▸ Stated goal: Repeat each entry as written and leave the images out of the copy.

═════ Exercise input ═════

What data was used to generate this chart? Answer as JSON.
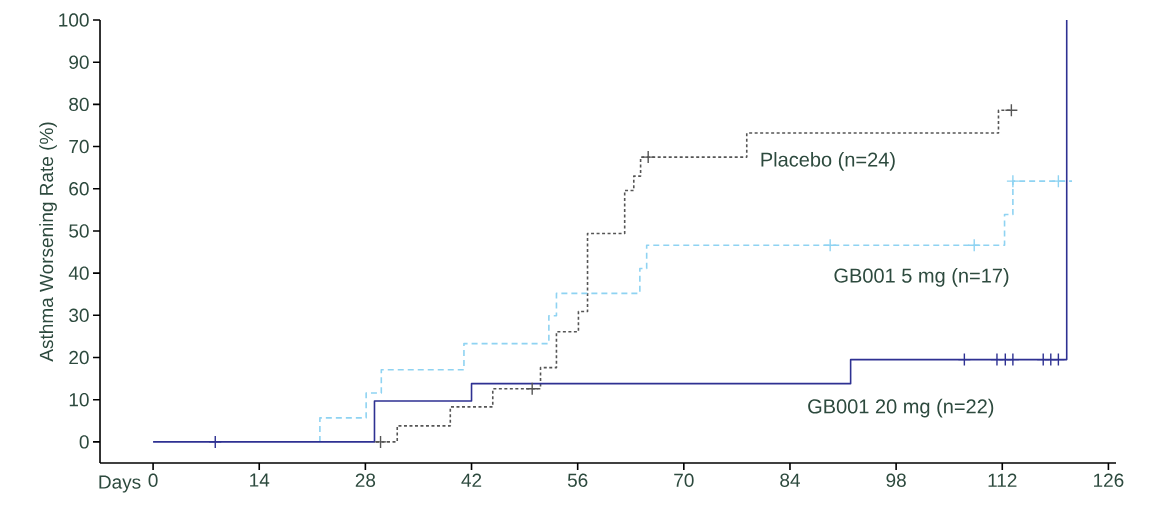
{
  "chart_data": {
    "type": "step",
    "xlabel": "Days",
    "ylabel": "Asthma Worsening Rate (%)",
    "xlim": [
      -7,
      127
    ],
    "ylim": [
      -5,
      100
    ],
    "xticks": [
      0,
      14,
      28,
      42,
      56,
      70,
      84,
      98,
      112,
      126
    ],
    "yticks": [
      0,
      10,
      20,
      30,
      40,
      50,
      60,
      70,
      80,
      90,
      100
    ],
    "grid": false,
    "series": [
      {
        "name": "Placebo (n=24)",
        "color": "#555555",
        "line_style": "dotted",
        "x": [
          29.4,
          32.2,
          39.2,
          44.8,
          51.1,
          53.2,
          56.1,
          57.3,
          62.2,
          63.4,
          64.3,
          78.3,
          111.5,
          113.2
        ],
        "values": [
          0,
          3.8,
          8.3,
          12.6,
          17.6,
          26.1,
          30.9,
          49.4,
          59.6,
          63,
          67.5,
          73.2,
          78.6,
          78.6
        ]
      },
      {
        "name": "GB001 5 mg (n=17)",
        "color": "#8fd3f2",
        "line_style": "dashed",
        "x": [
          22,
          22,
          28.1,
          30.1,
          41,
          52.2,
          53.2,
          64.2,
          65.1,
          112.3,
          113.4,
          121.2
        ],
        "values": [
          0,
          5.7,
          11.6,
          17.1,
          23.3,
          29.9,
          35.2,
          41.1,
          46.6,
          53.9,
          61.8,
          61.8
        ]
      },
      {
        "name": "GB001 20 mg (n=22)",
        "color": "#2e3192",
        "line_style": "solid",
        "x": [
          0,
          29.2,
          42,
          92,
          120.5,
          120.5
        ],
        "values": [
          0,
          9.7,
          13.8,
          19.5,
          19.5,
          100
        ]
      },
      {
        "type": "scatter",
        "marker": "cross",
        "color": "#555555",
        "x": [
          30,
          50,
          65.3,
          113.2
        ],
        "values": [
          0,
          12.6,
          67.5,
          78.6
        ]
      },
      {
        "type": "scatter",
        "marker": "cross",
        "color": "#8fd3f2",
        "x": [
          89.3,
          108.3,
          113.4,
          119.4
        ],
        "values": [
          46.6,
          46.6,
          61.8,
          61.8
        ]
      },
      {
        "type": "scatter",
        "marker": "cross",
        "color": "#2e3192",
        "x": [
          8.2,
          107,
          111.3,
          112.4,
          113.4,
          117.4,
          118.4,
          119.4
        ],
        "values": [
          0,
          19.5,
          19.5,
          19.5,
          19.5,
          19.5,
          19.5,
          19.5
        ]
      }
    ]
  }
}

═════

▸ Written response:
What data was used to generate this chart? Answer as JSON.
{
  "chart_data": {
    "type": "step",
    "xlabel": "Days",
    "ylabel": "Asthma Worsening Rate (%)",
    "xlim": [
      -7,
      127
    ],
    "ylim": [
      -5,
      100
    ],
    "xticks": [
      0,
      14,
      28,
      42,
      56,
      70,
      84,
      98,
      112,
      126
    ],
    "yticks": [
      0,
      10,
      20,
      30,
      40,
      50,
      60,
      70,
      80,
      90,
      100
    ],
    "grid": false,
    "series": [
      {
        "name": "Placebo (n=24)",
        "color": "#555555",
        "line_style": "dotted",
        "x": [
          29.4,
          32.2,
          39.2,
          44.8,
          51.1,
          53.2,
          56.1,
          57.3,
          62.2,
          63.4,
          64.3,
          78.3,
          111.5,
          113.2
        ],
        "values": [
          0,
          3.8,
          8.3,
          12.6,
          17.6,
          26.1,
          30.9,
          49.4,
          59.6,
          63,
          67.5,
          73.2,
          78.6,
          78.6
        ]
      },
      {
        "name": "GB001 5 mg (n=17)",
        "color": "#8fd3f2",
        "line_style": "dashed",
        "x": [
          22,
          22,
          28.1,
          30.1,
          41,
          52.2,
          53.2,
          64.2,
          65.1,
          112.3,
          113.4,
          121.2
        ],
        "values": [
          0,
          5.7,
          11.6,
          17.1,
          23.3,
          29.9,
          35.2,
          41.1,
          46.6,
          53.9,
          61.8,
          61.8
        ]
      },
      {
        "name": "GB001 20 mg (n=22)",
        "color": "#2e3192",
        "line_style": "solid",
        "x": [
          0,
          29.2,
          42,
          92,
          120.5,
          120.5
        ],
        "values": [
          0,
          9.7,
          13.8,
          19.5,
          19.5,
          100
        ]
      },
      {
        "type": "scatter",
        "marker": "cross",
        "color": "#555555",
        "x": [
          30,
          50,
          65.3,
          113.2
        ],
        "values": [
          0,
          12.6,
          67.5,
          78.6
        ]
      },
      {
        "type": "scatter",
        "marker": "cross",
        "color": "#8fd3f2",
        "x": [
          89.3,
          108.3,
          113.4,
          119.4
        ],
        "values": [
          46.6,
          46.6,
          61.8,
          61.8
        ]
      },
      {
        "type": "scatter",
        "marker": "cross",
        "color": "#2e3192",
        "x": [
          8.2,
          107,
          111.3,
          112.4,
          113.4,
          117.4,
          118.4,
          119.4
        ],
        "values": [
          0,
          19.5,
          19.5,
          19.5,
          19.5,
          19.5,
          19.5,
          19.5
        ]
      }
    ]
  }
}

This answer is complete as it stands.